___ Records to use ___

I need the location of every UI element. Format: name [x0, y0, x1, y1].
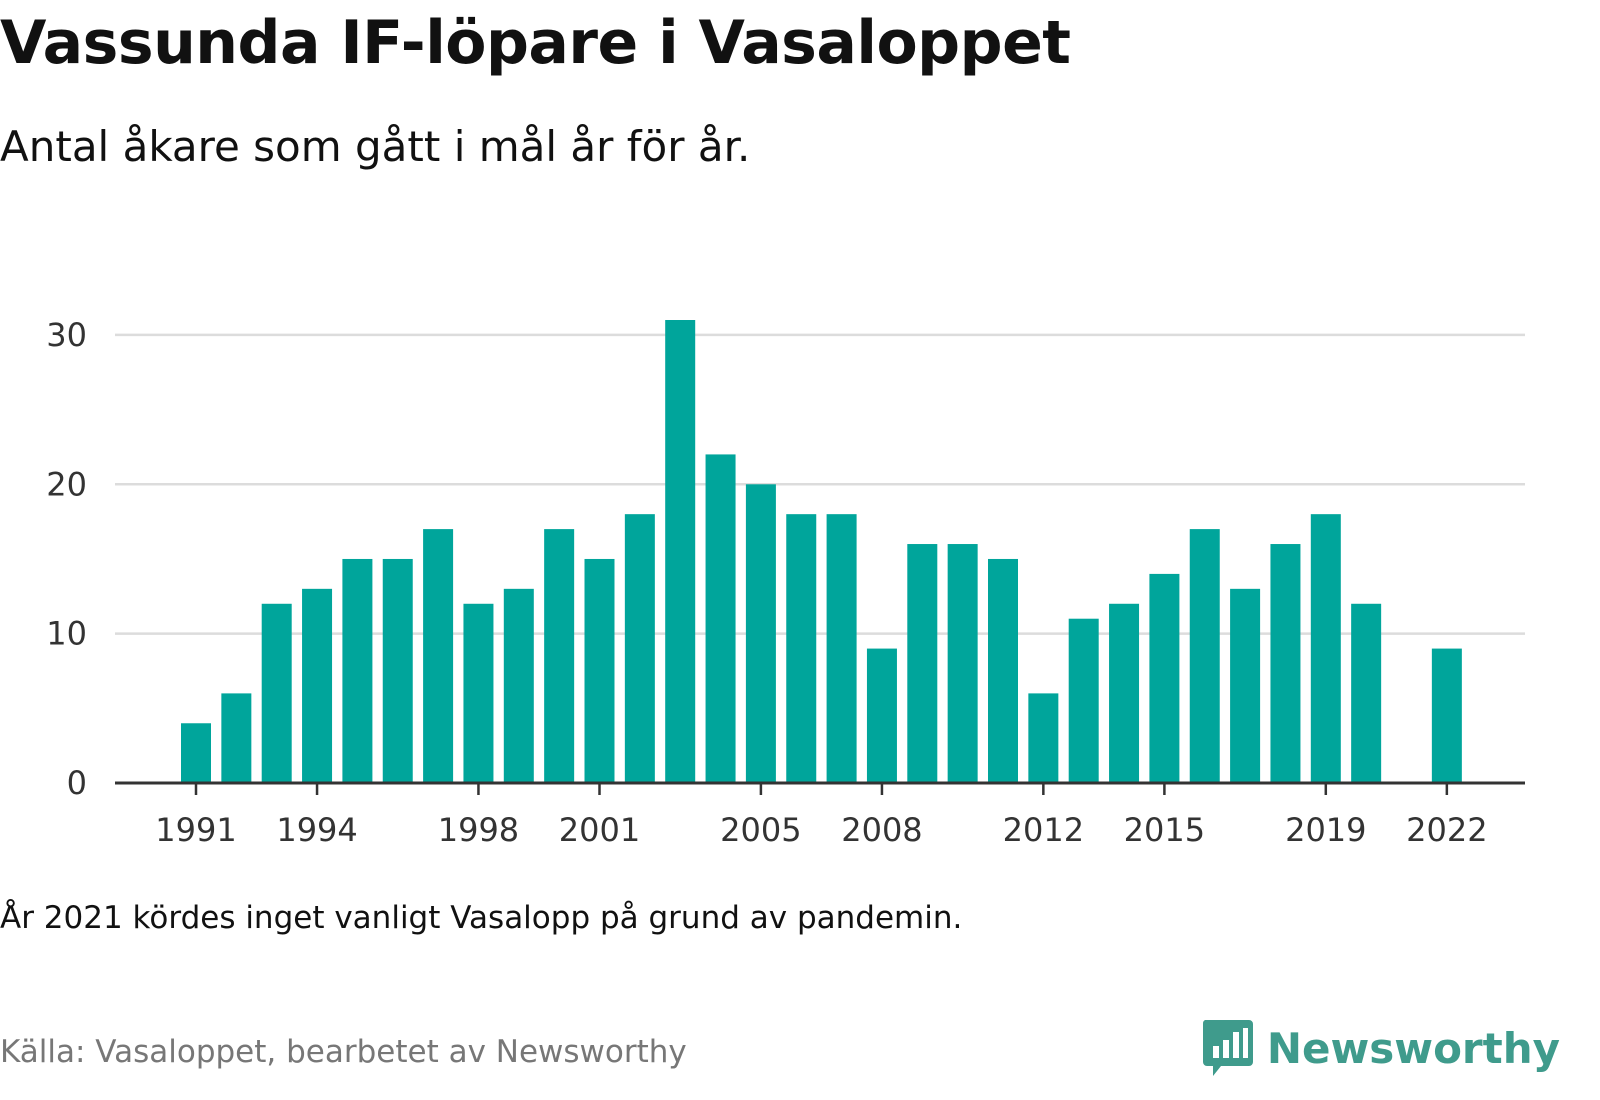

___
___ Records to use ___

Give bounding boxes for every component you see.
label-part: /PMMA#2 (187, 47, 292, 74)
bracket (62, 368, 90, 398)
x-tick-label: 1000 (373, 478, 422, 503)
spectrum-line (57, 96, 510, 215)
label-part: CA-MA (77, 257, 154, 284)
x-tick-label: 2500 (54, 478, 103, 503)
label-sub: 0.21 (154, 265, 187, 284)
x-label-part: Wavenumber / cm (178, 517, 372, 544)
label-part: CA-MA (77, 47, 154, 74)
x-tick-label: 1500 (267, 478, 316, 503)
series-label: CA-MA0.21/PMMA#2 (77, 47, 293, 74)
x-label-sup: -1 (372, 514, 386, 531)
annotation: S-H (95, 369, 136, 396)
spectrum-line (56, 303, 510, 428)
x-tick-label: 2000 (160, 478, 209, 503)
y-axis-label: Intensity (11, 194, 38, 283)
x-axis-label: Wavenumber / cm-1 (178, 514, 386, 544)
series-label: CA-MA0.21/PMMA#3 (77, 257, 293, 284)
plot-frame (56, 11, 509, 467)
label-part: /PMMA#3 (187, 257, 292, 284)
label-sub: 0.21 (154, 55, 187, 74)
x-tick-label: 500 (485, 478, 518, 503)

___
___ Records to use ___

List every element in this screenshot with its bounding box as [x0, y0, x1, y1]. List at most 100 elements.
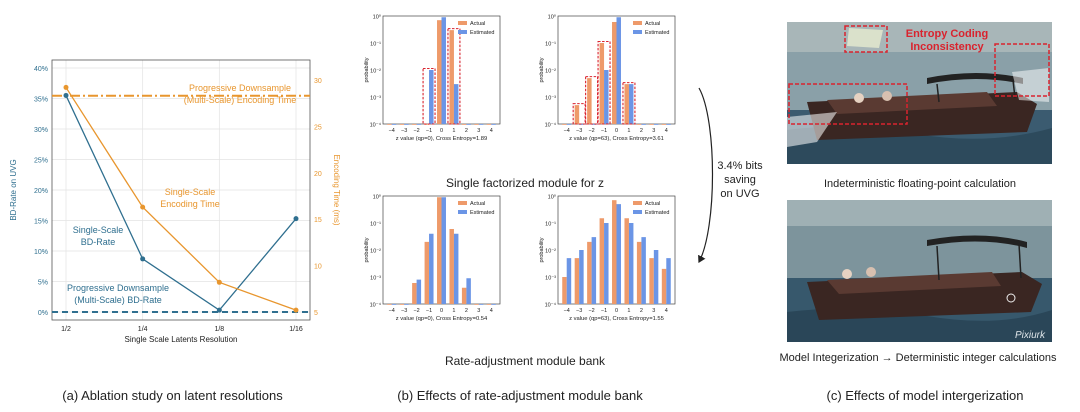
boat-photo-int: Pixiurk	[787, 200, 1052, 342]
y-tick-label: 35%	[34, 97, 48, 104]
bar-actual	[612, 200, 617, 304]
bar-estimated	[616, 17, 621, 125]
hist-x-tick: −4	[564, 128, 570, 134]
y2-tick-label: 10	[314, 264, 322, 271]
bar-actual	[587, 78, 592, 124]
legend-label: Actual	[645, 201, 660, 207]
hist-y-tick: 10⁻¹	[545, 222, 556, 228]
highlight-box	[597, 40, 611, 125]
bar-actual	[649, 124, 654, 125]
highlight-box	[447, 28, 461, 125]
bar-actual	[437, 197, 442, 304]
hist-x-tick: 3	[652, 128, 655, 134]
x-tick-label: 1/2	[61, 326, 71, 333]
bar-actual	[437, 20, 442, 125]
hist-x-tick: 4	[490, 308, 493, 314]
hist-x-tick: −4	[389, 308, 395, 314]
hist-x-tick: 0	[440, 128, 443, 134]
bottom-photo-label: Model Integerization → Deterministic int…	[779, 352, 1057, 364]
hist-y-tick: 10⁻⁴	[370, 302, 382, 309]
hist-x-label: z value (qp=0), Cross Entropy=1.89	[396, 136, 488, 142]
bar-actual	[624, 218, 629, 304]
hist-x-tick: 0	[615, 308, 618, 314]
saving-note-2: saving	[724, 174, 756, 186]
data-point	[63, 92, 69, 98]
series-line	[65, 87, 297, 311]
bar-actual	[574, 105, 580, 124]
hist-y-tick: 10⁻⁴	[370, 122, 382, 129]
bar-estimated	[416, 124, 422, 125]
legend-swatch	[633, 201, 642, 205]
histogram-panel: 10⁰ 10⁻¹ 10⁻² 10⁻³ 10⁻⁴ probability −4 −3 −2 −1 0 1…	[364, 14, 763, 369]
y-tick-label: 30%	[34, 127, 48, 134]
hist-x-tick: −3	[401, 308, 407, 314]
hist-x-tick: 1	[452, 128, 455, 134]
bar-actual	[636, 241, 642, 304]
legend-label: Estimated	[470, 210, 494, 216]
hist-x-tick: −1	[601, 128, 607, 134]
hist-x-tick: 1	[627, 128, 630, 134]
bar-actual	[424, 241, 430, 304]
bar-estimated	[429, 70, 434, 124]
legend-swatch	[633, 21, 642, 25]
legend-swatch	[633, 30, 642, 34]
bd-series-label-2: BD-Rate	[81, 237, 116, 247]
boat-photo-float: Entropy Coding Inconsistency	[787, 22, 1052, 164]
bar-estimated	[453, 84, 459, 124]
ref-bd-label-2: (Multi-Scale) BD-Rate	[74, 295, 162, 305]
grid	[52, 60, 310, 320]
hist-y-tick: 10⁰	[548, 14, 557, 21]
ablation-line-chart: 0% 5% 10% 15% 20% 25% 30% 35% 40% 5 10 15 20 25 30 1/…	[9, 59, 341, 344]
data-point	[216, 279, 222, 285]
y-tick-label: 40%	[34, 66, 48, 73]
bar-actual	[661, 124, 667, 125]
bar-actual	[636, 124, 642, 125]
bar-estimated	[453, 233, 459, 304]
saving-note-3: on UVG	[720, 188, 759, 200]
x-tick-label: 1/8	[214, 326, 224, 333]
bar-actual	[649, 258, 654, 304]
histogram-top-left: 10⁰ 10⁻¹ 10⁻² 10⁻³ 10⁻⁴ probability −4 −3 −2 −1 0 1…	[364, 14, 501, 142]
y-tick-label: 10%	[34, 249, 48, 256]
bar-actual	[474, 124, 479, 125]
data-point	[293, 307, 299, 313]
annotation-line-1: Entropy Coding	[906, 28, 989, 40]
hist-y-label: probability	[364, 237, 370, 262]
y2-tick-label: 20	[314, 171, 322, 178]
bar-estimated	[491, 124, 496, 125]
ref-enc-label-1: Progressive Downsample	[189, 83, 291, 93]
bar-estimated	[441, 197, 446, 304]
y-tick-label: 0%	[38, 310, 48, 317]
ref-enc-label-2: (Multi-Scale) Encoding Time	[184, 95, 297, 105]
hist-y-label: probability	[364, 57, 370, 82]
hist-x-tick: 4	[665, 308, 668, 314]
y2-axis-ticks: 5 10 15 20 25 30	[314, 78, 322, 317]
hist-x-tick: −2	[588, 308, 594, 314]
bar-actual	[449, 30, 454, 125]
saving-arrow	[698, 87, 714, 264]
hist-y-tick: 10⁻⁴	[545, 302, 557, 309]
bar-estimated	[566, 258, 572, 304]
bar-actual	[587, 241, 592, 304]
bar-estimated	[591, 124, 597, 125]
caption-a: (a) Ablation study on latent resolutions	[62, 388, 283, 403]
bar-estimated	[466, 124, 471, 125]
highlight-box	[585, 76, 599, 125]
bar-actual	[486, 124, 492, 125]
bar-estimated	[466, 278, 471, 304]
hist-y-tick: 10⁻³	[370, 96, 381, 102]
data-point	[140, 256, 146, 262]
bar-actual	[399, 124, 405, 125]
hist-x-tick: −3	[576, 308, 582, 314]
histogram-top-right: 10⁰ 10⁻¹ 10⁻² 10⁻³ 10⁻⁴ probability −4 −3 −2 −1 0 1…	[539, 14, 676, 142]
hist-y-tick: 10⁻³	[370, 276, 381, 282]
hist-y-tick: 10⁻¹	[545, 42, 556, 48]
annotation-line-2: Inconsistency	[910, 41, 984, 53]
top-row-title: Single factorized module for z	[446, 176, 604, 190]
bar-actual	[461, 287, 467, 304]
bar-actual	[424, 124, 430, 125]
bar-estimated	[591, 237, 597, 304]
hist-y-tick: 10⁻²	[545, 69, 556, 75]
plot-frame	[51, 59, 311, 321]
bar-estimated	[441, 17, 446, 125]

___

▶ _Short task_: Please convert the rows from the one containing "List every element" through the one containing "17, 621, 125]" into a numbered list, skipping any blank lines and leaving out the picture.

▶ _Answer to this task_:
1. List every element in this screenshot with its bounding box as [x0, y0, x1, y1]. List at most 100 elements.
2. boat-photo-int: Pixiurk	[787, 200, 1052, 342]
3. y-tick-label: 35%	[34, 97, 48, 104]
4. bar-actual	[612, 200, 617, 304]
5. bar-estimated	[616, 17, 621, 125]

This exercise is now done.